[Work instructions]: From the first line of the records through the line that contains "axes: −4 −2", render each line as one string in a JSON list, omitting blank lines.

[Data supplied]:
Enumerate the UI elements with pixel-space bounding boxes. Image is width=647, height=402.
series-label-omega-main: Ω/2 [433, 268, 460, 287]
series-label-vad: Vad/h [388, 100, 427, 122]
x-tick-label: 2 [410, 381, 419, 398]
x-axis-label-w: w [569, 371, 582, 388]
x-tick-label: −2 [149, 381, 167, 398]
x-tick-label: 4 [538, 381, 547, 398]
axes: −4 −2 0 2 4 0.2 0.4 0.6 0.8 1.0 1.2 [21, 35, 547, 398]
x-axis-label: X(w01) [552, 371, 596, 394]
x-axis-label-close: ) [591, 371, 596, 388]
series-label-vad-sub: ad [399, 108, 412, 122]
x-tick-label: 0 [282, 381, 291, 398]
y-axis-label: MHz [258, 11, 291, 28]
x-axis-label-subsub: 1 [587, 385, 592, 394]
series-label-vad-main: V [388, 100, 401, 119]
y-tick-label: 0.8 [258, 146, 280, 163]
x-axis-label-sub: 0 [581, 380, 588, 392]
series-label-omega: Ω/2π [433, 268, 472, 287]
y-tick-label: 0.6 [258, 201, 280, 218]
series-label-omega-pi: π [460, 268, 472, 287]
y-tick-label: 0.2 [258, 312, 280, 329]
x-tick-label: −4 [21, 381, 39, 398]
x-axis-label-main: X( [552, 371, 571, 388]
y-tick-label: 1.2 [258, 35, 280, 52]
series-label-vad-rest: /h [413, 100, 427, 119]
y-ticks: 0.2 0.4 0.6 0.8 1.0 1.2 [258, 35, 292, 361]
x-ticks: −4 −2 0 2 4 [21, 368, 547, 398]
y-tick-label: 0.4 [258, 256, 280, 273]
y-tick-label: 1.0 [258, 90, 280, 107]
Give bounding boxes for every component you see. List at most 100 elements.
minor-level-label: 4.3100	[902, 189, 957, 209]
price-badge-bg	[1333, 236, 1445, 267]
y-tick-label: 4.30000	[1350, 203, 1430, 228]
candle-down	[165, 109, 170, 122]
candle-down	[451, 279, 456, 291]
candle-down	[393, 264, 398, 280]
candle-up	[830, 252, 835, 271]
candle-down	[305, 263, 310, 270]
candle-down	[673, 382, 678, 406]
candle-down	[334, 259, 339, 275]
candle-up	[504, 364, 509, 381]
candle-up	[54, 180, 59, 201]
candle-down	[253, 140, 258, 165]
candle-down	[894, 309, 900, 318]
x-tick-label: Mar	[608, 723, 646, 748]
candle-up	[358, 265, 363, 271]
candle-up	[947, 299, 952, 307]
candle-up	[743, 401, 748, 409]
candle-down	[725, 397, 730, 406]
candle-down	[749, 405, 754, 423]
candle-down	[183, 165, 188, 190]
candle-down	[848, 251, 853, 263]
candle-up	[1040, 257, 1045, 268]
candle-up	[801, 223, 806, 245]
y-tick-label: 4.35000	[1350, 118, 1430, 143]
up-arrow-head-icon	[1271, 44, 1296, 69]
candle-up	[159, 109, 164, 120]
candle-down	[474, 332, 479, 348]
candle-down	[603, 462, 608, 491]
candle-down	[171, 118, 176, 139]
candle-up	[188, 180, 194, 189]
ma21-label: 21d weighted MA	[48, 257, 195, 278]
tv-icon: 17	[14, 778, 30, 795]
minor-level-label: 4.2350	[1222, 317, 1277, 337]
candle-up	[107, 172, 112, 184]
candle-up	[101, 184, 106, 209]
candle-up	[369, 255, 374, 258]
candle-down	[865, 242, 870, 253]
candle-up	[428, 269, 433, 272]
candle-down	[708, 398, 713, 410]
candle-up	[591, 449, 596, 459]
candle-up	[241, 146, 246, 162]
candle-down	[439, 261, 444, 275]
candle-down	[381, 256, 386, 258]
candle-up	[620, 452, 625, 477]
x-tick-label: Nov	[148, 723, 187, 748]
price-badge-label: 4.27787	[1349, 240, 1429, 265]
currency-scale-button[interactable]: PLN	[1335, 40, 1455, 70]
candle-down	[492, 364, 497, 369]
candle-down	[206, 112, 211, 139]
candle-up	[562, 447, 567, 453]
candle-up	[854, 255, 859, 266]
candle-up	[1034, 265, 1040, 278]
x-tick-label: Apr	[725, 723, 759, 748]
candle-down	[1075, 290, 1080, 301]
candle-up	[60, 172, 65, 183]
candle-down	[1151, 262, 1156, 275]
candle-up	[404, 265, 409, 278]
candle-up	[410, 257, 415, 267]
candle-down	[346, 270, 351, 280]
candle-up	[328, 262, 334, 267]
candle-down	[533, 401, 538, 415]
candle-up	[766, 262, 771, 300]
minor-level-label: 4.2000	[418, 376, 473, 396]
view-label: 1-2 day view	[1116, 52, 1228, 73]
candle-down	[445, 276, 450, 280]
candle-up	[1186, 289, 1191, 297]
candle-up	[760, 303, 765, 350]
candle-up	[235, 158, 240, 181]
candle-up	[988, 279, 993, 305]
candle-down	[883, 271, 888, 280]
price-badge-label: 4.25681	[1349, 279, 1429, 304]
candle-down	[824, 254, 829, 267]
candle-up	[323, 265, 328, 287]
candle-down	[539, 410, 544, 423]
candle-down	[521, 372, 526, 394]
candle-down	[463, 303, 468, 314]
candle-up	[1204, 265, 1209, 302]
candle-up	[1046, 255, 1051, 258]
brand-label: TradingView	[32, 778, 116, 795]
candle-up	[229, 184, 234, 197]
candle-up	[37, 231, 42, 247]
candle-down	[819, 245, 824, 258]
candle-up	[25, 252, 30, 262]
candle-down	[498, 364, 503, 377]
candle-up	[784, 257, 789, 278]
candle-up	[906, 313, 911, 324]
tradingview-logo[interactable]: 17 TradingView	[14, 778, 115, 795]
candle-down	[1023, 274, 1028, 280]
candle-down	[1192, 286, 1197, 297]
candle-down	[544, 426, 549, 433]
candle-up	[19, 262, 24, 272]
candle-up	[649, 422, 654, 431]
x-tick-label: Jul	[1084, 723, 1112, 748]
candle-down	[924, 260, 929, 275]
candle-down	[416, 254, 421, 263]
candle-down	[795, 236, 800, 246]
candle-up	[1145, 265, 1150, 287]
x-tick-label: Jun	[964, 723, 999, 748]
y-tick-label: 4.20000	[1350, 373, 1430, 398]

[The result]:
[
  "Enumerate the UI elements with pixel-space bounding boxes. Image is width=647, height=402.",
  "series-label-omega-main: Ω/2 [433, 268, 460, 287]",
  "series-label-vad: Vad/h [388, 100, 427, 122]",
  "x-tick-label: 2 [410, 381, 419, 398]",
  "x-axis-label-w: w [569, 371, 582, 388]",
  "x-tick-label: −2 [149, 381, 167, 398]",
  "x-tick-label: 4 [538, 381, 547, 398]",
  "axes: −4 −2 0 2 4 0.2 0.4 0.6 0.8 1.0 1.2 [21, 35, 547, 398]"
]